**TASK BRIEF**
Exactly repeat the material, dropping only the pictures.
**** SUPPLIED RECORDS ****
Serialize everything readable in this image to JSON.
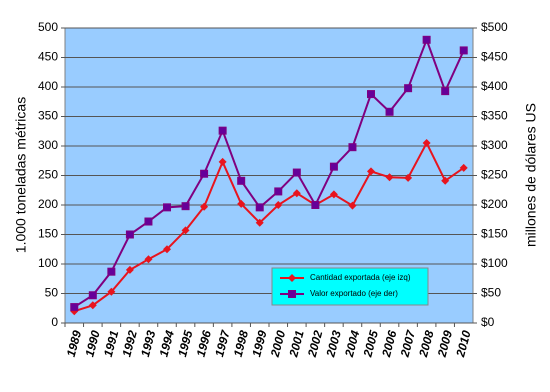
{
  "chart_data": {
    "type": "line",
    "categories": [
      "1989",
      "1990",
      "1991",
      "1992",
      "1993",
      "1994",
      "1995",
      "1996",
      "1997",
      "1998",
      "1999",
      "2000",
      "2001",
      "2002",
      "2003",
      "2004",
      "2005",
      "2006",
      "2007",
      "2008",
      "2009",
      "2010"
    ],
    "ylabel": "1.000 toneladas métricas",
    "y2label": "millones de dólares US",
    "ylim": [
      0,
      500
    ],
    "yticks": [
      0,
      50,
      100,
      150,
      200,
      250,
      300,
      350,
      400,
      450,
      500
    ],
    "y2lim": [
      0,
      500
    ],
    "y2ticks": [
      {
        "value": 0,
        "label": "$0"
      },
      {
        "value": 50,
        "label": "$50"
      },
      {
        "value": 100,
        "label": "$100"
      },
      {
        "value": 150,
        "label": "$150"
      },
      {
        "value": 200,
        "label": "$200"
      },
      {
        "value": 250,
        "label": "$250"
      },
      {
        "value": 300,
        "label": "$300"
      },
      {
        "value": 350,
        "label": "$350"
      },
      {
        "value": 400,
        "label": "$400"
      },
      {
        "value": 450,
        "label": "$450"
      },
      {
        "value": 500,
        "label": "$500"
      }
    ],
    "grid": true,
    "legend": "lower right",
    "series": [
      {
        "name": "Cantidad exportada (eje izq)",
        "color": "#e8141e",
        "marker": "diamond",
        "values": [
          20,
          30,
          53,
          90,
          108,
          125,
          157,
          197,
          273,
          202,
          170,
          200,
          220,
          200,
          218,
          199,
          257,
          247,
          246,
          305,
          241,
          263
        ]
      },
      {
        "name": "Valor exportado (eje der)",
        "color": "#800080",
        "marker": "square",
        "axis": "y2",
        "values": [
          27,
          47,
          87,
          150,
          172,
          196,
          198,
          253,
          326,
          241,
          196,
          223,
          255,
          200,
          265,
          298,
          388,
          358,
          398,
          480,
          393,
          462
        ]
      }
    ]
  }
}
****
**SOLUTION TO THIS PROBLEM**
Serialize everything readable in this image to JSON.
{
  "chart_data": {
    "type": "line",
    "categories": [
      "1989",
      "1990",
      "1991",
      "1992",
      "1993",
      "1994",
      "1995",
      "1996",
      "1997",
      "1998",
      "1999",
      "2000",
      "2001",
      "2002",
      "2003",
      "2004",
      "2005",
      "2006",
      "2007",
      "2008",
      "2009",
      "2010"
    ],
    "ylabel": "1.000 toneladas métricas",
    "y2label": "millones de dólares US",
    "ylim": [
      0,
      500
    ],
    "yticks": [
      0,
      50,
      100,
      150,
      200,
      250,
      300,
      350,
      400,
      450,
      500
    ],
    "y2lim": [
      0,
      500
    ],
    "y2ticks": [
      {
        "value": 0,
        "label": "$0"
      },
      {
        "value": 50,
        "label": "$50"
      },
      {
        "value": 100,
        "label": "$100"
      },
      {
        "value": 150,
        "label": "$150"
      },
      {
        "value": 200,
        "label": "$200"
      },
      {
        "value": 250,
        "label": "$250"
      },
      {
        "value": 300,
        "label": "$300"
      },
      {
        "value": 350,
        "label": "$350"
      },
      {
        "value": 400,
        "label": "$400"
      },
      {
        "value": 450,
        "label": "$450"
      },
      {
        "value": 500,
        "label": "$500"
      }
    ],
    "grid": true,
    "legend": "lower right",
    "series": [
      {
        "name": "Cantidad exportada (eje izq)",
        "color": "#e8141e",
        "marker": "diamond",
        "values": [
          20,
          30,
          53,
          90,
          108,
          125,
          157,
          197,
          273,
          202,
          170,
          200,
          220,
          200,
          218,
          199,
          257,
          247,
          246,
          305,
          241,
          263
        ]
      },
      {
        "name": "Valor exportado (eje der)",
        "color": "#800080",
        "marker": "square",
        "axis": "y2",
        "values": [
          27,
          47,
          87,
          150,
          172,
          196,
          198,
          253,
          326,
          241,
          196,
          223,
          255,
          200,
          265,
          298,
          388,
          358,
          398,
          480,
          393,
          462
        ]
      }
    ]
  }
}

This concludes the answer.